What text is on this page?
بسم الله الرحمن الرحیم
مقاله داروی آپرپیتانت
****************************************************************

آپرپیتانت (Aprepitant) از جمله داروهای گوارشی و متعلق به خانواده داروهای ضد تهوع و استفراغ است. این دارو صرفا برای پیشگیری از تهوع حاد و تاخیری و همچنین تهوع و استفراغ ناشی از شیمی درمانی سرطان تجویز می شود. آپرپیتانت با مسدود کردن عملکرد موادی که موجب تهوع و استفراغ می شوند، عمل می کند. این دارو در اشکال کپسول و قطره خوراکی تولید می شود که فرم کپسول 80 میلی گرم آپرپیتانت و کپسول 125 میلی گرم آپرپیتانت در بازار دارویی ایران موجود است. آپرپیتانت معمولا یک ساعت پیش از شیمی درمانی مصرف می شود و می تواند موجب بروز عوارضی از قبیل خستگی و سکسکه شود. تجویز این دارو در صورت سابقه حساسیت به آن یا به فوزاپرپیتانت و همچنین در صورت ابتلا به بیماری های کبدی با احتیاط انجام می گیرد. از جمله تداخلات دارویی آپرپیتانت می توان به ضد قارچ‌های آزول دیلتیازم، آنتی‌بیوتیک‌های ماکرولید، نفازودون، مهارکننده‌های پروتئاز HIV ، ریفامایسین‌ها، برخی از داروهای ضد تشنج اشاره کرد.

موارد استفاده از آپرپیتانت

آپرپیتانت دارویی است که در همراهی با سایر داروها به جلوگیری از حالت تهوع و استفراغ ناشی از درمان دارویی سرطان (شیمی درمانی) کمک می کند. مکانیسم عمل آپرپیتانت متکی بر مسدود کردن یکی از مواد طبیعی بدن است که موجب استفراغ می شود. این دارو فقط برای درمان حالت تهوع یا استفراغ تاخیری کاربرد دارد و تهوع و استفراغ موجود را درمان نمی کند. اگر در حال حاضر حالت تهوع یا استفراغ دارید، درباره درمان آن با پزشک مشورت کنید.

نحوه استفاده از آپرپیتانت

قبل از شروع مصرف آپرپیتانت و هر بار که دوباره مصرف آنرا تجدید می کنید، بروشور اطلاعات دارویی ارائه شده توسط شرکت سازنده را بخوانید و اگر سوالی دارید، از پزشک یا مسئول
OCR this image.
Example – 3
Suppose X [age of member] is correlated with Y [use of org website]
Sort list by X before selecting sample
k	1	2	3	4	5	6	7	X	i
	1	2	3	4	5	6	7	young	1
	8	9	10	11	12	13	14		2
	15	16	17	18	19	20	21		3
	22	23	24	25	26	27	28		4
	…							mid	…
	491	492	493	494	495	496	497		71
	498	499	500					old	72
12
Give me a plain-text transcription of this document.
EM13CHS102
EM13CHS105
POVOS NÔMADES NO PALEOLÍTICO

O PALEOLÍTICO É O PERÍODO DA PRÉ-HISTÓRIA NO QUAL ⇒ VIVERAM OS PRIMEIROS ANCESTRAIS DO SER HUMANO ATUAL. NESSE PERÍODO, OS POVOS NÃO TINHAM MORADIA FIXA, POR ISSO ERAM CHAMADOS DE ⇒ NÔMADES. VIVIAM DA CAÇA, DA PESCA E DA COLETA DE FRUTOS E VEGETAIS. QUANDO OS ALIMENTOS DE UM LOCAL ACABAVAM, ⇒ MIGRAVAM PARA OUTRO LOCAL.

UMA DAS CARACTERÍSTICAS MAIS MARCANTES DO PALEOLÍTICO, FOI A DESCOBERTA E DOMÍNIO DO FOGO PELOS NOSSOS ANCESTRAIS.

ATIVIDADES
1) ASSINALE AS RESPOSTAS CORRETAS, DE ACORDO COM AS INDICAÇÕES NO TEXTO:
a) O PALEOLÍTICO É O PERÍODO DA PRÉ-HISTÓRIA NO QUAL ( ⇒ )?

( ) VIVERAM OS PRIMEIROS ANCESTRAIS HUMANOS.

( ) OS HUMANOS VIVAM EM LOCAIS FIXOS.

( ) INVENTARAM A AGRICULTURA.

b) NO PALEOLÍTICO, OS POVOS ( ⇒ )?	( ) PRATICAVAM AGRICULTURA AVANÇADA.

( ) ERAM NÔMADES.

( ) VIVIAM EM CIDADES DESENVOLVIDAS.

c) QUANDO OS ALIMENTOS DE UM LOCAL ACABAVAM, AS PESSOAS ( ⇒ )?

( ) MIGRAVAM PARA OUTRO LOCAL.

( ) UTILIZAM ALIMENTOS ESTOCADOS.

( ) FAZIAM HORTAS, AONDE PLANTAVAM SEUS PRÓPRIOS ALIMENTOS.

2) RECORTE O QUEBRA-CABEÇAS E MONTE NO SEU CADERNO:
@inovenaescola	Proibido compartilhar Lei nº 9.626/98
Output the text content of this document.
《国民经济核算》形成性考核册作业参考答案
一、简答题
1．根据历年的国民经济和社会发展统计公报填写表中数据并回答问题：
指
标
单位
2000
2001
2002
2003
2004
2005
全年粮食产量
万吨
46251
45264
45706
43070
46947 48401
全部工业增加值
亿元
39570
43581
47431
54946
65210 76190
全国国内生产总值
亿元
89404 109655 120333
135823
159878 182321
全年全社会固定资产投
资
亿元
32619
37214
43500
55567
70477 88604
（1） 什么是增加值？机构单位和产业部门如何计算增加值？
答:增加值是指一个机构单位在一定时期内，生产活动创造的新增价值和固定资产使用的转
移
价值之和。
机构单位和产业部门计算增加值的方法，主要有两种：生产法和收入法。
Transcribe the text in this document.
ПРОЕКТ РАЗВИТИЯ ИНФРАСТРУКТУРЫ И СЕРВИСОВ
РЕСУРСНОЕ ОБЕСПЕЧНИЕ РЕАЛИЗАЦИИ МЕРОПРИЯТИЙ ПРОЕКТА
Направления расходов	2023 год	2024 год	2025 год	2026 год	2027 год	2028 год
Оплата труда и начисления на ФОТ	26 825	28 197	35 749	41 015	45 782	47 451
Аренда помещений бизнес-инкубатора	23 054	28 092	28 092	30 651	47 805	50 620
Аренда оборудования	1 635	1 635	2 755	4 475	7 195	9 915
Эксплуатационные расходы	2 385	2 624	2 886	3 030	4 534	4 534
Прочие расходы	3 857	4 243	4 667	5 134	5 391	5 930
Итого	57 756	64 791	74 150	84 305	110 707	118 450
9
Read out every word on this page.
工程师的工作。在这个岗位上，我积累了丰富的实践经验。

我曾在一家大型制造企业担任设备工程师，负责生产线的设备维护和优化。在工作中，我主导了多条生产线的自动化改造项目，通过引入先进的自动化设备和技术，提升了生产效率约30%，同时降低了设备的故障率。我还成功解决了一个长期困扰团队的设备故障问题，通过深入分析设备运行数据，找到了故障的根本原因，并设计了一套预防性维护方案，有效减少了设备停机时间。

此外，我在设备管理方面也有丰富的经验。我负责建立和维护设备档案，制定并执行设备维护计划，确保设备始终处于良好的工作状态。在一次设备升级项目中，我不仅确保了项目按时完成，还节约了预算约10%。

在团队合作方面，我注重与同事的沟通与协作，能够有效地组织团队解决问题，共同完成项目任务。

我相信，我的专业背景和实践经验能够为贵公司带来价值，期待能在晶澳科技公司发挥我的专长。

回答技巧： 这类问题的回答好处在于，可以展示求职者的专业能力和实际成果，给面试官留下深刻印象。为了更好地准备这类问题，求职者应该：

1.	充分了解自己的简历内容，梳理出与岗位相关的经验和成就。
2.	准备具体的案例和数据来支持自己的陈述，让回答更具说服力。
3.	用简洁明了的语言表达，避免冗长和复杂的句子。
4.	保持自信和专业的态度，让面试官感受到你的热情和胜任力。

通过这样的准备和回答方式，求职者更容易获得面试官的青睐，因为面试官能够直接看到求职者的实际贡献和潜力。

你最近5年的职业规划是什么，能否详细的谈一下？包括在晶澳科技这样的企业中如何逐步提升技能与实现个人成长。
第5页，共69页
++++++++++
*OBJECTIVE*. Only lines with the word "POVOS" should be collected from the material.

*SOLVED EXERCISE*.
POVOS NÔMADES NO PALEOLÍTICO
O PALEOLÍTICO É O PERÍODO DA PRÉ-HISTÓRIA NO QUAL ⇒ VIVERAM OS PRIMEIROS ANCESTRAIS DO SER HUMANO ATUAL. NESSE PERÍODO, OS POVOS NÃO TINHAM MORADIA FIXA, POR ISSO ERAM CHAMADOS DE ⇒ NÔMADES. VIVIAM DA CAÇA, DA PESCA E DA COLETA DE FRUTOS E VEGETAIS. QUANDO OS ALIMENTOS DE UM LOCAL ACABAVAM, ⇒ MIGRAVAM PARA OUTRO LOCAL.
b) NO PALEOLÍTICO, OS POVOS ( ⇒ )?	( ) PRATICAVAM AGRICULTURA AVANÇADA.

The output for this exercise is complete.